> [Texto]:
El respeto no debería ser una aspiración. Debería ser un mínimo.
Y sin embargo, en muchas empresas sigue siendo negociable. Depende del humor del jefe, del cansancio acumulado, de cómo viene el día. El trato digno se vuelve una excepción cuando debería ser una regla. Y esa falta de coherencia deja heridas. No siempre se ven, pero se sienten. Las personas se van, o peor, se quedan pero desconectadas, apagadas, resignadas.
A veces se justifica el maltrato diciendo que hay que “cumplir”, que los resultados son lo importante. Como si respetar y cumplir fueran cosas incompatibles. Pero no lo son. Se puede exigir sin humillar. Se puede pedir resultados sin agredir. Cumplir no tiene nada que ver con maltratar. Lo que sí tiene que ver es el modo, el cómo. Porque el cómo siempre deja marca.
Lo más doloroso es que en muchos casos no hay mala intención, hay hábitos. Maneras aprendidas. Formas de vincularse que nadie cuestionó. Por eso, si queremos transformar el modo en que nos tratamos en las organizaciones, no alcanza con buenos deseos. Hace falta un acuerdo consciente. Un compromiso colectivo.
Ahí es donde los valores y comportamientos consensuados se vuelven una herramienta poderosa.
Nombrar los valores no es suficiente. Hay que bajarlos a tierra. Traducirlos en acciones observables. Acordar, por ejemplo, que respetarse implica no interrumpirse en las reuniones, responder los mensajes con amabilidad, dar feedback sin agredir, levantar la voz solo para hacerse escuchar, no para imponerse.
Esos acuerdos no solo organizan el funcionamiento del equipo. Le dan forma a la cultura. Y cuando todos los miembros participan de su construcción, se sienten parte. Se sienten responsables. Se animan a recordar lo acordado cuando alguien se desvía. Porque ya no se trata de una norma impuesta, sino de una decisión compartida.

> [Material proporcionado]:
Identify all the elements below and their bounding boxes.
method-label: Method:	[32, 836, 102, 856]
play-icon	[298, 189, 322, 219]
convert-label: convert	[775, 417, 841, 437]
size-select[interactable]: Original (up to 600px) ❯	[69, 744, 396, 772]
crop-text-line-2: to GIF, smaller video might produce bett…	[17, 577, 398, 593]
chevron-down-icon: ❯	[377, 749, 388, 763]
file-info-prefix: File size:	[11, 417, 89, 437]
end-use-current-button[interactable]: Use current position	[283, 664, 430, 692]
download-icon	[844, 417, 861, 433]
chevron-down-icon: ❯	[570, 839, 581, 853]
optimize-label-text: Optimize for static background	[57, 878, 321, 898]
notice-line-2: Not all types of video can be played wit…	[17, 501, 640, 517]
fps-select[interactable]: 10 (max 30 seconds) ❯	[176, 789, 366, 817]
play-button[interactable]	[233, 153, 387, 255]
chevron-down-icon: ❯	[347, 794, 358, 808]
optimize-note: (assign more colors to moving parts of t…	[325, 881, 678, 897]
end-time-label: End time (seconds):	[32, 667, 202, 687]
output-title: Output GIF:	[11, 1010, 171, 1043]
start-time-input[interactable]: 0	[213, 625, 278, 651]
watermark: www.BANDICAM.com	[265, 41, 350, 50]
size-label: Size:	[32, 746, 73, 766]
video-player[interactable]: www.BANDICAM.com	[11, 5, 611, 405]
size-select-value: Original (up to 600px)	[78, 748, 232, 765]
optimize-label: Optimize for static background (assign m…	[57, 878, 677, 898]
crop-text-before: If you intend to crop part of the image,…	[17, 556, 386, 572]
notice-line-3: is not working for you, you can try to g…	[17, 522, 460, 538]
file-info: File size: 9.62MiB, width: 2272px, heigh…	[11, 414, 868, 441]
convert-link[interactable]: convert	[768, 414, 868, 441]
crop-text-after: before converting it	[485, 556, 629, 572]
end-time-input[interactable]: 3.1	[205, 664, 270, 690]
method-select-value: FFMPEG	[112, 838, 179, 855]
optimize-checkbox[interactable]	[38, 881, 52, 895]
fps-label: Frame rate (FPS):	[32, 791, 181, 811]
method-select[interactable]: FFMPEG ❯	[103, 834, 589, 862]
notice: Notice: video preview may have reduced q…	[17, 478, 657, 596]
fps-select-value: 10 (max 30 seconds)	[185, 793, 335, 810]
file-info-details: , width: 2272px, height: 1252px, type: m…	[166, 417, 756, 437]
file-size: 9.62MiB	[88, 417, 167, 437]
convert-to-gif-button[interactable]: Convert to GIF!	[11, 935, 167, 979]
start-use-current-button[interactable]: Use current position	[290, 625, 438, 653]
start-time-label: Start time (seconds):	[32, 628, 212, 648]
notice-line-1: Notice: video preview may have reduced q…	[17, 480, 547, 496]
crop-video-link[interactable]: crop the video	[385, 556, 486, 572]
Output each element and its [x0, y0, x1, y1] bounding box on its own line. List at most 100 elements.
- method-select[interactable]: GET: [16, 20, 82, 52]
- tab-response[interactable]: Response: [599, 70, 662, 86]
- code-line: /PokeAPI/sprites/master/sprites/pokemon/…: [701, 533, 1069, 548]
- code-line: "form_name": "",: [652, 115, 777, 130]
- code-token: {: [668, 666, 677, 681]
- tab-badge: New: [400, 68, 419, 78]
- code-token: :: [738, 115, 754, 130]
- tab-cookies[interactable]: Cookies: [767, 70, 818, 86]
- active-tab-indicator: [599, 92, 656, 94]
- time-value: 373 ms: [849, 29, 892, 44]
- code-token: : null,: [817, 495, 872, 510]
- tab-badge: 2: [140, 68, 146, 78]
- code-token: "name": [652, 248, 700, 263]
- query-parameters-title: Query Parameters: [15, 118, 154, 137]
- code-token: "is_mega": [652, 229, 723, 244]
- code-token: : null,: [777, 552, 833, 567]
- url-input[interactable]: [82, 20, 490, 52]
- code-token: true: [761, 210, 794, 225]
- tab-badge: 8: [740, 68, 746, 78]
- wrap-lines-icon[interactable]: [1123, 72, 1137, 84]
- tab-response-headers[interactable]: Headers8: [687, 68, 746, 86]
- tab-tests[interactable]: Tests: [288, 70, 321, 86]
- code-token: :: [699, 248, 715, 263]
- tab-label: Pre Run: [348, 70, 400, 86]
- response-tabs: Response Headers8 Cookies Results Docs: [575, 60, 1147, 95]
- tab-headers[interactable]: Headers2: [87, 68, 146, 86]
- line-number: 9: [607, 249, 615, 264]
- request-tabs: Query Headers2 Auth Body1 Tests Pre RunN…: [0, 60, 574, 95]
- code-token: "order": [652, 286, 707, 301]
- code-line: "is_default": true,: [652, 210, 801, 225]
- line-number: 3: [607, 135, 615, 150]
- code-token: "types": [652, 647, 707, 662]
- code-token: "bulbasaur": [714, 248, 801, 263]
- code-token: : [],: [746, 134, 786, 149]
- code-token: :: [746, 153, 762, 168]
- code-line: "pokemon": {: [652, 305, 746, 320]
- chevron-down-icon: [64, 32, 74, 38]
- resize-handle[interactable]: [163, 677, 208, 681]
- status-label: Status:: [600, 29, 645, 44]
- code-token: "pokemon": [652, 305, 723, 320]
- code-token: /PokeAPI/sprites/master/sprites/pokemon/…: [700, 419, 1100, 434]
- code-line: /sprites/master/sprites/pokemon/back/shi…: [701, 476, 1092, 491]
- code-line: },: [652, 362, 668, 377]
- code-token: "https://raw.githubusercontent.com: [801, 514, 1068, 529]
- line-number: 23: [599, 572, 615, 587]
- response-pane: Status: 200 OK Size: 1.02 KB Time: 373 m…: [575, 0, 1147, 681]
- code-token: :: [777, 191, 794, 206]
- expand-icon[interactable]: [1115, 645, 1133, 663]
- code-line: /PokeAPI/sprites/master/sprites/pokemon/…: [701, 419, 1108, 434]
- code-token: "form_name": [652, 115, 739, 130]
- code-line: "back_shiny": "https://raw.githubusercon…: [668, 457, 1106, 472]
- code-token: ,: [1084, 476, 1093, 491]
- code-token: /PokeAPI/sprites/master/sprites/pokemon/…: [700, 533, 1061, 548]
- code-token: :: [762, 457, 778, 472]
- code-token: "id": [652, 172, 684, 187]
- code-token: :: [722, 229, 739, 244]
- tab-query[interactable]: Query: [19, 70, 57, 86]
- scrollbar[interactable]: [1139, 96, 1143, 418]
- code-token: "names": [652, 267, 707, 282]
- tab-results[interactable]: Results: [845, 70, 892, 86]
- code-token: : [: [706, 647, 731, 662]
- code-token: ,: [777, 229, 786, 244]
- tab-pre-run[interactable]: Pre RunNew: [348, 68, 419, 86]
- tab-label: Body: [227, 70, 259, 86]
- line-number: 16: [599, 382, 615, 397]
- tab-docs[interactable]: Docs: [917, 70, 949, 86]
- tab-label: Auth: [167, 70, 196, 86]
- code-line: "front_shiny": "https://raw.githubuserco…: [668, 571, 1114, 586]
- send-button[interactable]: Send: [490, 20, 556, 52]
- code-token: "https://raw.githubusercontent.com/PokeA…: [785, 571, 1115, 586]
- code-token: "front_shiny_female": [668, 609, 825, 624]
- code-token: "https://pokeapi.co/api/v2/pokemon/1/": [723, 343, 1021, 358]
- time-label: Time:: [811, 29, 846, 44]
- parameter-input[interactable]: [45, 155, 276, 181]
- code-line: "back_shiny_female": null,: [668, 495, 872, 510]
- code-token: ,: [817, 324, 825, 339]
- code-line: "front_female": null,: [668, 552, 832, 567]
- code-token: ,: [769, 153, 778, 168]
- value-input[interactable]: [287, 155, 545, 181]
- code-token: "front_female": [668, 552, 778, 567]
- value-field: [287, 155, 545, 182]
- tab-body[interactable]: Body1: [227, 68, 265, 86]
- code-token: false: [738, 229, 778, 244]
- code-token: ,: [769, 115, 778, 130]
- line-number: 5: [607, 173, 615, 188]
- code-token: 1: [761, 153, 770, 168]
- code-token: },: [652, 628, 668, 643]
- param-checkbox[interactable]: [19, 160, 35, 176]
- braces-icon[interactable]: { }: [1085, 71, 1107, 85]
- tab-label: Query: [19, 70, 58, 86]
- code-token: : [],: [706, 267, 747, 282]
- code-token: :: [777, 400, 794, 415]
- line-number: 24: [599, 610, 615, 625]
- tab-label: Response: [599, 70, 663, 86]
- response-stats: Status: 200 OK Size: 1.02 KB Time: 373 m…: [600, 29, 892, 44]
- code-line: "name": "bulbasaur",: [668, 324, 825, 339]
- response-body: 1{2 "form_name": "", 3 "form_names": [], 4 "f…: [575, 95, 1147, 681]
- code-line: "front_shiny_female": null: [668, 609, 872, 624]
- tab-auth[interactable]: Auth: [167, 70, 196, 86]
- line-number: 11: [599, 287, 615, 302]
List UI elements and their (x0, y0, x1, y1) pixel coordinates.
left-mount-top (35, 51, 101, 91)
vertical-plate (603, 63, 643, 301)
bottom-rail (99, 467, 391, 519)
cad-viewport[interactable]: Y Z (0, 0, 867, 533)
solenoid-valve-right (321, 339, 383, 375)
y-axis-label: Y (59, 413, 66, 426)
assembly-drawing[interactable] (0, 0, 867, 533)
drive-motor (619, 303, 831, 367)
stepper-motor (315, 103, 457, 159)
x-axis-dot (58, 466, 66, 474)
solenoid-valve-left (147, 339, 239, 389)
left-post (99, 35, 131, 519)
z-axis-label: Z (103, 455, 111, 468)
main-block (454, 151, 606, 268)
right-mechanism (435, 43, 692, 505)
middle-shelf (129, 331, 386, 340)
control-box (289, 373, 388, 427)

> [Consigna]: Repite entero y palabra por palabra el texto sobre el respeto en el trabajo.

> [Respuesta]:
El respeto no debería ser una aspiración. Debería ser un mínimo.
Y sin embargo, en muchas empresas sigue siendo negociable. Depende del humor del jefe, del cansancio acumulado, de cómo viene el día. El trato digno se vuelve una excepción cuando debería ser una regla. Y esa falta de coherencia deja heridas. No siempre se ven, pero se sienten. Las personas se van, o peor, se quedan pero desconectadas, apagadas, resignadas.
A veces se justifica el maltrato diciendo que hay que “cumplir”, que los resultados son lo importante. Como si respetar y cumplir fueran cosas incompatibles. Pero no lo son. Se puede exigir sin humillar. Se puede pedir resultados sin agredir. Cumplir no tiene nada que ver con maltratar. Lo que sí tiene que ver es el modo, el cómo. Porque el cómo siempre deja marca.
Lo más doloroso es que en muchos casos no hay mala intención, hay hábitos. Maneras aprendidas. Formas de vincularse que nadie cuestionó. Por eso, si queremos transformar el modo en que nos tratamos en las organizaciones, no alcanza con buenos deseos. Hace falta un acuerdo consciente. Un compromiso colectivo.
Ahí es donde los valores y comportamientos consensuados se vuelven una herramienta poderosa.
Nombrar los valores no es suficiente. Hay que bajarlos a tierra. Traducirlos en acciones observables. Acordar, por ejemplo, que respetarse implica no interrumpirse en las reuniones, responder los mensajes con amabilidad, dar feedback sin agredir, levantar la voz solo para hacerse escuchar, no para imponerse.
Esos acuerdos no solo organizan el funcionamiento del equipo. Le dan forma a la cultura. Y cuando todos los miembros participan de su construcción, se sienten parte. Se sienten responsables. Se animan a recordar lo acordado cuando alguien se desvía. Porque ya no se trata de una norma impuesta, sino de una decisión compartida.